(Stored data)

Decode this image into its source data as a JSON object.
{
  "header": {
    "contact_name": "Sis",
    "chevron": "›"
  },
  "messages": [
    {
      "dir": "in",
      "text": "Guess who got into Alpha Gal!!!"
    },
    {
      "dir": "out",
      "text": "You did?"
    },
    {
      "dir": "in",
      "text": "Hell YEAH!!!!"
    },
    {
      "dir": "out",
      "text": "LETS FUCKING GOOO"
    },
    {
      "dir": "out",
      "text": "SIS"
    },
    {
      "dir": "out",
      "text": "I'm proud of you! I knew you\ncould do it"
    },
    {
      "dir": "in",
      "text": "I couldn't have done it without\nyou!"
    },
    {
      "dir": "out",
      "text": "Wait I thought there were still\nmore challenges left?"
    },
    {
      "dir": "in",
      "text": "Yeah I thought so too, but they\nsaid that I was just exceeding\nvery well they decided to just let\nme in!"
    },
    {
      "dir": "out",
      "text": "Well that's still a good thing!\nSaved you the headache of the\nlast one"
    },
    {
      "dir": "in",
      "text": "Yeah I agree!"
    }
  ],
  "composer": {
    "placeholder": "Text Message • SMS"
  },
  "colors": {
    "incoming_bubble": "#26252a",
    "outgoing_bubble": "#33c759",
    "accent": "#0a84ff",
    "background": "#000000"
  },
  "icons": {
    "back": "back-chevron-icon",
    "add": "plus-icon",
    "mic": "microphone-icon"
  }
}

▶ Task brief
Extract the listing in its entirety and repeat it exactly.

▶ The reply
Decode this image into its source data as a JSON object.
{
  "header": {
    "contact_name": "Sis",
    "chevron": "›"
  },
  "messages": [
    {
      "dir": "in",
      "text": "Guess who got into Alpha Gal!!!"
    },
    {
      "dir": "out",
      "text": "You did?"
    },
    {
      "dir": "in",
      "text": "Hell YEAH!!!!"
    },
    {
      "dir": "out",
      "text": "LETS FUCKING GOOO"
    },
    {
      "dir": "out",
      "text": "SIS"
    },
    {
      "dir": "out",
      "text": "I'm proud of you! I knew you\ncould do it"
    },
    {
      "dir": "in",
      "text": "I couldn't have done it without\nyou!"
    },
    {
      "dir": "out",
      "text": "Wait I thought there were still\nmore challenges left?"
    },
    {
      "dir": "in",
      "text": "Yeah I thought so too, but they\nsaid that I was just exceeding\nvery well they decided to just let\nme in!"
    },
    {
      "dir": "out",
      "text": "Well that's still a good thing!\nSaved you the headache of the\nlast one"
    },
    {
      "dir": "in",
      "text": "Yeah I agree!"
    }
  ],
  "composer": {
    "placeholder": "Text Message • SMS"
  },
  "colors": {
    "incoming_bubble": "#26252a",
    "outgoing_bubble": "#33c759",
    "accent": "#0a84ff",
    "background": "#000000"
  },
  "icons": {
    "back": "back-chevron-icon",
    "add": "plus-icon",
    "mic": "microphone-icon"
  }
}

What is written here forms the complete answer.